◆ EXERCISE AIM ◆
Your task is to output the listing word for word, with pictures excluded.

(Records from a data collection)
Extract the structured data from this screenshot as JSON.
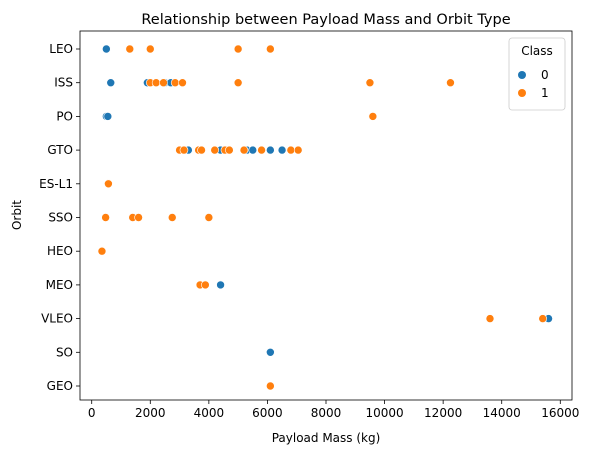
{
  "chart_data": {
    "type": "scatter",
    "title": "Relationship between Payload Mass and Orbit Type",
    "xlabel": "Payload Mass (kg)",
    "ylabel": "Orbit",
    "xlim": [
      -400,
      16400
    ],
    "xticks": [
      0,
      2000,
      4000,
      6000,
      8000,
      10000,
      12000,
      14000,
      16000
    ],
    "categories": [
      "LEO",
      "ISS",
      "PO",
      "GTO",
      "ES-L1",
      "SSO",
      "HEO",
      "MEO",
      "VLEO",
      "SO",
      "GEO"
    ],
    "grid": false,
    "legend": {
      "title": "Class",
      "placement": "top-right",
      "entries": [
        {
          "label": "0",
          "color": "#1f77b4"
        },
        {
          "label": "1",
          "color": "#ff7f0e"
        }
      ]
    },
    "series": [
      {
        "name": "0",
        "color": "#1f77b4",
        "points": [
          {
            "x": 500,
            "y": "LEO"
          },
          {
            "x": 650,
            "y": "ISS"
          },
          {
            "x": 1900,
            "y": "ISS"
          },
          {
            "x": 2500,
            "y": "ISS"
          },
          {
            "x": 2700,
            "y": "ISS"
          },
          {
            "x": 500,
            "y": "PO"
          },
          {
            "x": 550,
            "y": "PO"
          },
          {
            "x": 3300,
            "y": "GTO"
          },
          {
            "x": 4400,
            "y": "GTO"
          },
          {
            "x": 5300,
            "y": "GTO"
          },
          {
            "x": 5500,
            "y": "GTO"
          },
          {
            "x": 6100,
            "y": "GTO"
          },
          {
            "x": 6500,
            "y": "GTO"
          },
          {
            "x": 4400,
            "y": "MEO"
          },
          {
            "x": 15600,
            "y": "VLEO"
          },
          {
            "x": 6100,
            "y": "SO"
          }
        ]
      },
      {
        "name": "1",
        "color": "#ff7f0e",
        "points": [
          {
            "x": 1300,
            "y": "LEO"
          },
          {
            "x": 2000,
            "y": "LEO"
          },
          {
            "x": 5000,
            "y": "LEO"
          },
          {
            "x": 6100,
            "y": "LEO"
          },
          {
            "x": 2000,
            "y": "ISS"
          },
          {
            "x": 2200,
            "y": "ISS"
          },
          {
            "x": 2450,
            "y": "ISS"
          },
          {
            "x": 2850,
            "y": "ISS"
          },
          {
            "x": 3100,
            "y": "ISS"
          },
          {
            "x": 5000,
            "y": "ISS"
          },
          {
            "x": 9500,
            "y": "ISS"
          },
          {
            "x": 12250,
            "y": "ISS"
          },
          {
            "x": 9600,
            "y": "PO"
          },
          {
            "x": 3000,
            "y": "GTO"
          },
          {
            "x": 3150,
            "y": "GTO"
          },
          {
            "x": 3650,
            "y": "GTO"
          },
          {
            "x": 3750,
            "y": "GTO"
          },
          {
            "x": 4200,
            "y": "GTO"
          },
          {
            "x": 4550,
            "y": "GTO"
          },
          {
            "x": 4700,
            "y": "GTO"
          },
          {
            "x": 5200,
            "y": "GTO"
          },
          {
            "x": 5800,
            "y": "GTO"
          },
          {
            "x": 6800,
            "y": "GTO"
          },
          {
            "x": 7050,
            "y": "GTO"
          },
          {
            "x": 570,
            "y": "ES-L1"
          },
          {
            "x": 475,
            "y": "SSO"
          },
          {
            "x": 1400,
            "y": "SSO"
          },
          {
            "x": 1600,
            "y": "SSO"
          },
          {
            "x": 2750,
            "y": "SSO"
          },
          {
            "x": 4000,
            "y": "SSO"
          },
          {
            "x": 350,
            "y": "HEO"
          },
          {
            "x": 3700,
            "y": "MEO"
          },
          {
            "x": 3880,
            "y": "MEO"
          },
          {
            "x": 13600,
            "y": "VLEO"
          },
          {
            "x": 15400,
            "y": "VLEO"
          },
          {
            "x": 6100,
            "y": "GEO"
          }
        ]
      }
    ]
  }
}
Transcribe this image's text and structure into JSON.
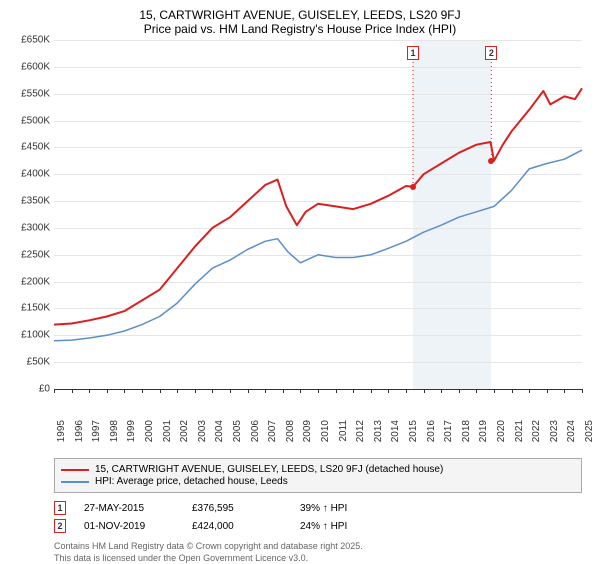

◆ THE RESULT ◆
Extract the structured data from this screenshot as JSON.
{
  "chart_data": {
    "type": "scatter",
    "title": "Relationship between Payload Mass and Orbit Type",
    "xlabel": "Payload Mass (kg)",
    "ylabel": "Orbit",
    "xlim": [
      -400,
      16400
    ],
    "xticks": [
      0,
      2000,
      4000,
      6000,
      8000,
      10000,
      12000,
      14000,
      16000
    ],
    "categories": [
      "LEO",
      "ISS",
      "PO",
      "GTO",
      "ES-L1",
      "SSO",
      "HEO",
      "MEO",
      "VLEO",
      "SO",
      "GEO"
    ],
    "grid": false,
    "legend": {
      "title": "Class",
      "placement": "top-right",
      "entries": [
        {
          "label": "0",
          "color": "#1f77b4"
        },
        {
          "label": "1",
          "color": "#ff7f0e"
        }
      ]
    },
    "series": [
      {
        "name": "0",
        "color": "#1f77b4",
        "points": [
          {
            "x": 500,
            "y": "LEO"
          },
          {
            "x": 650,
            "y": "ISS"
          },
          {
            "x": 1900,
            "y": "ISS"
          },
          {
            "x": 2500,
            "y": "ISS"
          },
          {
            "x": 2700,
            "y": "ISS"
          },
          {
            "x": 500,
            "y": "PO"
          },
          {
            "x": 550,
            "y": "PO"
          },
          {
            "x": 3300,
            "y": "GTO"
          },
          {
            "x": 4400,
            "y": "GTO"
          },
          {
            "x": 5300,
            "y": "GTO"
          },
          {
            "x": 5500,
            "y": "GTO"
          },
          {
            "x": 6100,
            "y": "GTO"
          },
          {
            "x": 6500,
            "y": "GTO"
          },
          {
            "x": 4400,
            "y": "MEO"
          },
          {
            "x": 15600,
            "y": "VLEO"
          },
          {
            "x": 6100,
            "y": "SO"
          }
        ]
      },
      {
        "name": "1",
        "color": "#ff7f0e",
        "points": [
          {
            "x": 1300,
            "y": "LEO"
          },
          {
            "x": 2000,
            "y": "LEO"
          },
          {
            "x": 5000,
            "y": "LEO"
          },
          {
            "x": 6100,
            "y": "LEO"
          },
          {
            "x": 2000,
            "y": "ISS"
          },
          {
            "x": 2200,
            "y": "ISS"
          },
          {
            "x": 2450,
            "y": "ISS"
          },
          {
            "x": 2850,
            "y": "ISS"
          },
          {
            "x": 3100,
            "y": "ISS"
          },
          {
            "x": 5000,
            "y": "ISS"
          },
          {
            "x": 9500,
            "y": "ISS"
          },
          {
            "x": 12250,
            "y": "ISS"
          },
          {
            "x": 9600,
            "y": "PO"
          },
          {
            "x": 3000,
            "y": "GTO"
          },
          {
            "x": 3150,
            "y": "GTO"
          },
          {
            "x": 3650,
            "y": "GTO"
          },
          {
            "x": 3750,
            "y": "GTO"
          },
          {
            "x": 4200,
            "y": "GTO"
          },
          {
            "x": 4550,
            "y": "GTO"
          },
          {
            "x": 4700,
            "y": "GTO"
          },
          {
            "x": 5200,
            "y": "GTO"
          },
          {
            "x": 5800,
            "y": "GTO"
          },
          {
            "x": 6800,
            "y": "GTO"
          },
          {
            "x": 7050,
            "y": "GTO"
          },
          {
            "x": 570,
            "y": "ES-L1"
          },
          {
            "x": 475,
            "y": "SSO"
          },
          {
            "x": 1400,
            "y": "SSO"
          },
          {
            "x": 1600,
            "y": "SSO"
          },
          {
            "x": 2750,
            "y": "SSO"
          },
          {
            "x": 4000,
            "y": "SSO"
          },
          {
            "x": 350,
            "y": "HEO"
          },
          {
            "x": 3700,
            "y": "MEO"
          },
          {
            "x": 3880,
            "y": "MEO"
          },
          {
            "x": 13600,
            "y": "VLEO"
          },
          {
            "x": 15400,
            "y": "VLEO"
          },
          {
            "x": 6100,
            "y": "GEO"
          }
        ]
      }
    ]
  }
}
Transcribe this image's text and structure into JSON.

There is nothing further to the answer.